(Excerpt from a dataset)

==============================

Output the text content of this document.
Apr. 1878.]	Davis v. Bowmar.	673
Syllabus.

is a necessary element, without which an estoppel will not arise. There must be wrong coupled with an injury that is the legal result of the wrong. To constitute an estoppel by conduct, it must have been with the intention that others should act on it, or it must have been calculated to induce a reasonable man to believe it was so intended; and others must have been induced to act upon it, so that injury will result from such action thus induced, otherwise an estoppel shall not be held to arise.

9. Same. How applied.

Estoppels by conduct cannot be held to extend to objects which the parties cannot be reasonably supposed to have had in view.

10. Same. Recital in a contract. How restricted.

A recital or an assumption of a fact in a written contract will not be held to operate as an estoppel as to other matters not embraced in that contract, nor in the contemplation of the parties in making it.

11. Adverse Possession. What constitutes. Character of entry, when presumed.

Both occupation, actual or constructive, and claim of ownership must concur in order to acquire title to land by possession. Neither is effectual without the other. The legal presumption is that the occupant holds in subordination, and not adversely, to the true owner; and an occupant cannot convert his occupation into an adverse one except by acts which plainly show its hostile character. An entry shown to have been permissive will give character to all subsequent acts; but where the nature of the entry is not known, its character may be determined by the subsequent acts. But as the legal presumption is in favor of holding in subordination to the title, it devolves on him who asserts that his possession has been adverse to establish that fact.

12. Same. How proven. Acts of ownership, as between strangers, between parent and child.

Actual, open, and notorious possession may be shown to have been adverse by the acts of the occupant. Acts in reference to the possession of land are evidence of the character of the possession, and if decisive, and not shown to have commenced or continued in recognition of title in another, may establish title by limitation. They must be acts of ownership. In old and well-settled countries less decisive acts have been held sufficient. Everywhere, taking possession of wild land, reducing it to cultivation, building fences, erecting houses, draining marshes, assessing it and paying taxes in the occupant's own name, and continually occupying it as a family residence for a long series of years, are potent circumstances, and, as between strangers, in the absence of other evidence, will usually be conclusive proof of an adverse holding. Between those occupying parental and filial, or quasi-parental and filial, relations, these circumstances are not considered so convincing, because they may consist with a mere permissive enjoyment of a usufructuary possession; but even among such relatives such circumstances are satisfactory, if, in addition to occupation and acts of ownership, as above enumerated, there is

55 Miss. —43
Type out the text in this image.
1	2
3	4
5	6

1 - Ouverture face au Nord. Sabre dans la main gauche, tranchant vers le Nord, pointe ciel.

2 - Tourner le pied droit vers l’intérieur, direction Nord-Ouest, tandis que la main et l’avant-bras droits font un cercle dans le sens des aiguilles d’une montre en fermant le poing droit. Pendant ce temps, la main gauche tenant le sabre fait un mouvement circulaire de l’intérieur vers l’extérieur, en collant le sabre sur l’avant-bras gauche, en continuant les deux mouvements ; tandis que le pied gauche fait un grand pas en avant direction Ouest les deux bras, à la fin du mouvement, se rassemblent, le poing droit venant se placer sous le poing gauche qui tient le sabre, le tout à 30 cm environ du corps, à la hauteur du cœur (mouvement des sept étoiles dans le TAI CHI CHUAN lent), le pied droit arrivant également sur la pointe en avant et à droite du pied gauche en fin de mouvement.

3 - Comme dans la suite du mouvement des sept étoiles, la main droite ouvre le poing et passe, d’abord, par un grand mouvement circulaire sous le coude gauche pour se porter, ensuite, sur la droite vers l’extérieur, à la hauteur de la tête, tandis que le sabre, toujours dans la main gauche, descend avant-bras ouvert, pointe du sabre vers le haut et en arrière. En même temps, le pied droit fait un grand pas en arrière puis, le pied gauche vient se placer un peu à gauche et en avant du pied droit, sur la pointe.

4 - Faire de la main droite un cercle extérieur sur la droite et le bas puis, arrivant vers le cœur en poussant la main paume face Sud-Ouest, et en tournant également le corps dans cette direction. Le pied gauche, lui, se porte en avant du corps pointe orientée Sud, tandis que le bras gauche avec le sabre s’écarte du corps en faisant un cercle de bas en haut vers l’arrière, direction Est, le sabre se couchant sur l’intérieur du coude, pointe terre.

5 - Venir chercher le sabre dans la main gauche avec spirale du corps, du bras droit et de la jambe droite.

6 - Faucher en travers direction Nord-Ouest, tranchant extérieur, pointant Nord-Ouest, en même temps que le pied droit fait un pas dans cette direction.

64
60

==============================

Brief:
Read through the entries and copy every line that includes "intérieur".

Completed task:
2 - Tourner le pied droit vers l’intérieur, direction Nord-Ouest, tandis que la main et l’avant-bras droits font un cercle dans le sens des aiguilles d’une montre en fermant le poing droit. Pendant ce temps, la main gauche tenant le sabre fait un mouvement circulaire de l’intérieur vers l’extérieur, en collant le sabre sur l’avant-bras gauche, en continuant les deux mouvements ; tandis que le pied gauche fait un grand pas en avant direction Ouest les deux bras, à la fin du mouvement, se rassemblent, le poing droit venant se placer sous le poing gauche qui tient le sabre, le tout à 30 cm environ du corps, à la hauteur du cœur (mouvement des sept étoiles dans le TAI CHI CHUAN lent), le pied droit arrivant également sur la pointe en avant et à droite du pied gauche en fin de mouvement.
4 - Faire de la main droite un cercle extérieur sur la droite et le bas puis, arrivant vers le cœur en poussant la main paume face Sud-Ouest, et en tournant également le corps dans cette direction. Le pied gauche, lui, se porte en avant du corps pointe orientée Sud, tandis que le bras gauche avec le sabre s’écarte du corps en faisant un cercle de bas en haut vers l’arrière, direction Est, le sabre se couchant sur l’intérieur du coude, pointe terre.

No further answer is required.